#### [Aim]
Will you give the material below again, every line exactly as it is?

#### [Dataset]
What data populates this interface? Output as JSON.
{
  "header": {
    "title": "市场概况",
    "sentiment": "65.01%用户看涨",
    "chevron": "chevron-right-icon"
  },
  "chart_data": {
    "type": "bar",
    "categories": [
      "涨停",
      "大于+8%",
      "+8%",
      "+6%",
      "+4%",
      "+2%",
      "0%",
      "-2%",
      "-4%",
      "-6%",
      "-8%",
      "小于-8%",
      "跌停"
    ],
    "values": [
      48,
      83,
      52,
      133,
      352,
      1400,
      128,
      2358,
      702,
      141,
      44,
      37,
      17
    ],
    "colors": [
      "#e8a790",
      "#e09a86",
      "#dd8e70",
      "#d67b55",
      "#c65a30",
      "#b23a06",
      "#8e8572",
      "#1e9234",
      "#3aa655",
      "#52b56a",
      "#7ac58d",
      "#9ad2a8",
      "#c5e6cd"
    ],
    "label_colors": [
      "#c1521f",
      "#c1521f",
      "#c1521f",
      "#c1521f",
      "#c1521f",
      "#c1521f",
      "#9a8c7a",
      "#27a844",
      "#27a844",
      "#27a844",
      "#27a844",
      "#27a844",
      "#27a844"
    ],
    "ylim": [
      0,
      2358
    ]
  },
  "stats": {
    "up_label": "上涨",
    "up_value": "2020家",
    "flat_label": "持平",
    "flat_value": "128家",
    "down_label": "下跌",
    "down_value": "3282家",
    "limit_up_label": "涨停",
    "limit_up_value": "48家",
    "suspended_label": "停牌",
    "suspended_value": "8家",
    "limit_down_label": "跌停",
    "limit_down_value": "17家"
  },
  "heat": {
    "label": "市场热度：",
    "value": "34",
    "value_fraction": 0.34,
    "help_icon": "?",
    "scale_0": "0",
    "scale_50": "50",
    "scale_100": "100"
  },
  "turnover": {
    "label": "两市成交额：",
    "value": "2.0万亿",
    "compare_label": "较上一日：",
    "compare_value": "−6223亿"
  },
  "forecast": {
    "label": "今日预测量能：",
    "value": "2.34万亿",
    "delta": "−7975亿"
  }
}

#### [Answer to this exercise]
What data populates this interface? Output as JSON.
{
  "header": {
    "title": "市场概况",
    "sentiment": "65.01%用户看涨",
    "chevron": "chevron-right-icon"
  },
  "chart_data": {
    "type": "bar",
    "categories": [
      "涨停",
      "大于+8%",
      "+8%",
      "+6%",
      "+4%",
      "+2%",
      "0%",
      "-2%",
      "-4%",
      "-6%",
      "-8%",
      "小于-8%",
      "跌停"
    ],
    "values": [
      48,
      83,
      52,
      133,
      352,
      1400,
      128,
      2358,
      702,
      141,
      44,
      37,
      17
    ],
    "colors": [
      "#e8a790",
      "#e09a86",
      "#dd8e70",
      "#d67b55",
      "#c65a30",
      "#b23a06",
      "#8e8572",
      "#1e9234",
      "#3aa655",
      "#52b56a",
      "#7ac58d",
      "#9ad2a8",
      "#c5e6cd"
    ],
    "label_colors": [
      "#c1521f",
      "#c1521f",
      "#c1521f",
      "#c1521f",
      "#c1521f",
      "#c1521f",
      "#9a8c7a",
      "#27a844",
      "#27a844",
      "#27a844",
      "#27a844",
      "#27a844",
      "#27a844"
    ],
    "ylim": [
      0,
      2358
    ]
  },
  "stats": {
    "up_label": "上涨",
    "up_value": "2020家",
    "flat_label": "持平",
    "flat_value": "128家",
    "down_label": "下跌",
    "down_value": "3282家",
    "limit_up_label": "涨停",
    "limit_up_value": "48家",
    "suspended_label": "停牌",
    "suspended_value": "8家",
    "limit_down_label": "跌停",
    "limit_down_value": "17家"
  },
  "heat": {
    "label": "市场热度：",
    "value": "34",
    "value_fraction": 0.34,
    "help_icon": "?",
    "scale_0": "0",
    "scale_50": "50",
    "scale_100": "100"
  },
  "turnover": {
    "label": "两市成交额：",
    "value": "2.0万亿",
    "compare_label": "较上一日：",
    "compare_value": "−6223亿"
  },
  "forecast": {
    "label": "今日预测量能：",
    "value": "2.34万亿",
    "delta": "−7975亿"
  }
}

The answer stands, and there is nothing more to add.